- _WHAT YOU SHOULD DO_
Count every line in the entries that follow where the word "games" appears, then state only the total.

- _RECORD EXCERPTS_
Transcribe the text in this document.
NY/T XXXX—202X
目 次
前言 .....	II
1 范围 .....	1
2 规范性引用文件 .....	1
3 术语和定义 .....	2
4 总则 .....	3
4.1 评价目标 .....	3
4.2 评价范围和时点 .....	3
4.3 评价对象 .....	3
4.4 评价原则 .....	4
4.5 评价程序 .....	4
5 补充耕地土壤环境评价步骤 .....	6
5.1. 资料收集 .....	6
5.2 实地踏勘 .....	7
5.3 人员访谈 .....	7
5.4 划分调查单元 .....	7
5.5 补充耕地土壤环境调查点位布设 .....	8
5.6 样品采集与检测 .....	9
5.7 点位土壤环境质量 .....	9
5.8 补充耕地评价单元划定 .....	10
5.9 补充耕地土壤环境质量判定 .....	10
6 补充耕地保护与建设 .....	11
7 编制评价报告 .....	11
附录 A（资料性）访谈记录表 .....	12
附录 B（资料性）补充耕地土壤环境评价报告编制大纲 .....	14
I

--

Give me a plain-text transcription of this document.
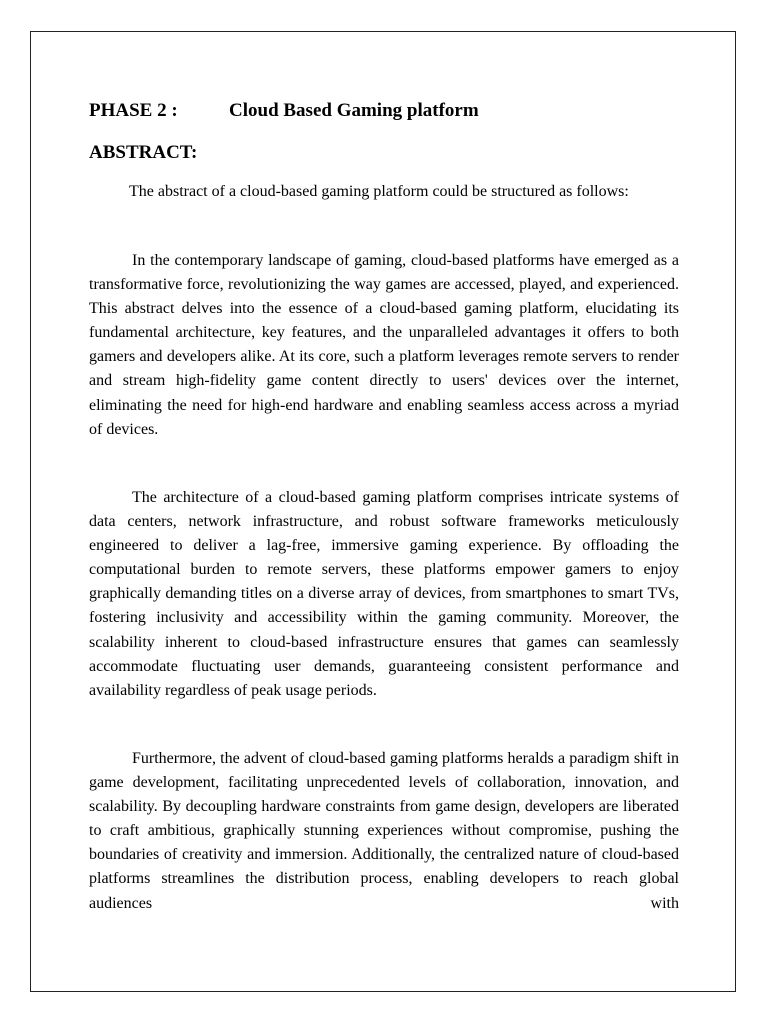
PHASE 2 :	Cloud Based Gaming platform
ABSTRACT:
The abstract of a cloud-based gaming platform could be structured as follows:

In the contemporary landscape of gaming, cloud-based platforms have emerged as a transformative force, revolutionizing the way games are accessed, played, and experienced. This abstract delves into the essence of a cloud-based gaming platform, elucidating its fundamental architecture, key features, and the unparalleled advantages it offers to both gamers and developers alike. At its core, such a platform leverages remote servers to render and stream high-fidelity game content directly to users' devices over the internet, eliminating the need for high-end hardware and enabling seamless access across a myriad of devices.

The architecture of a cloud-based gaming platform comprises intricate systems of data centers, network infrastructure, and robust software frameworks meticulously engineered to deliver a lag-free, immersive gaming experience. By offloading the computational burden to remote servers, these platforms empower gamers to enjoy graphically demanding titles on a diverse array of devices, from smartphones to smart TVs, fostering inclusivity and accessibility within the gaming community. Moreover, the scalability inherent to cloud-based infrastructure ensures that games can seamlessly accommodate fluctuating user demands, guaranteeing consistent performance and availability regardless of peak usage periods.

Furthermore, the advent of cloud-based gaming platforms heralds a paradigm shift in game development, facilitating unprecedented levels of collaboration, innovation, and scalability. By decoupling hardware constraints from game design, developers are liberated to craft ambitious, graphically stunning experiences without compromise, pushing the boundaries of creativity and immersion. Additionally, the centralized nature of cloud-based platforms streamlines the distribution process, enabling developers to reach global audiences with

---

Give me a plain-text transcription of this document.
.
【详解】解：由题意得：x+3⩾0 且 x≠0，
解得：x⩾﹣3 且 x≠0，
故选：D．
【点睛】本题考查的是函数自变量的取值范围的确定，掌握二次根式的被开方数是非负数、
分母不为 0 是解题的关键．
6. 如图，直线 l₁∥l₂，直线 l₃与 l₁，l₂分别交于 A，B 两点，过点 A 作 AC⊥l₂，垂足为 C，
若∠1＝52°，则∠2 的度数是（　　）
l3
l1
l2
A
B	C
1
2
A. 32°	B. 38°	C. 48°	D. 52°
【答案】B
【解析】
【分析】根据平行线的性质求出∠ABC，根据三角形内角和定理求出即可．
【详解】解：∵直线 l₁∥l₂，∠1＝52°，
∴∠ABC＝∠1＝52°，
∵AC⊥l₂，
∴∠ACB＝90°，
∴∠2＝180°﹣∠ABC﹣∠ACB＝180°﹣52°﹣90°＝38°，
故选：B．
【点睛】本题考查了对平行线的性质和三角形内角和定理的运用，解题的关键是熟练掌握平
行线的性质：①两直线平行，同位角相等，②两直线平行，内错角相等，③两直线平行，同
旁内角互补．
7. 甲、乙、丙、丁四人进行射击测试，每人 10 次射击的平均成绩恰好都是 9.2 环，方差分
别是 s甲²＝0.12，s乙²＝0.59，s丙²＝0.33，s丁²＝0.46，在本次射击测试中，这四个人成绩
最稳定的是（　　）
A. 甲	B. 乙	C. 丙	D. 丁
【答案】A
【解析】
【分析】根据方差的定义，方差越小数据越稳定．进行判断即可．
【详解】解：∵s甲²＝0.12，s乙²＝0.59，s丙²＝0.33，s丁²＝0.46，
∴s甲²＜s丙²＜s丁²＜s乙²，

- _ANSWER_
2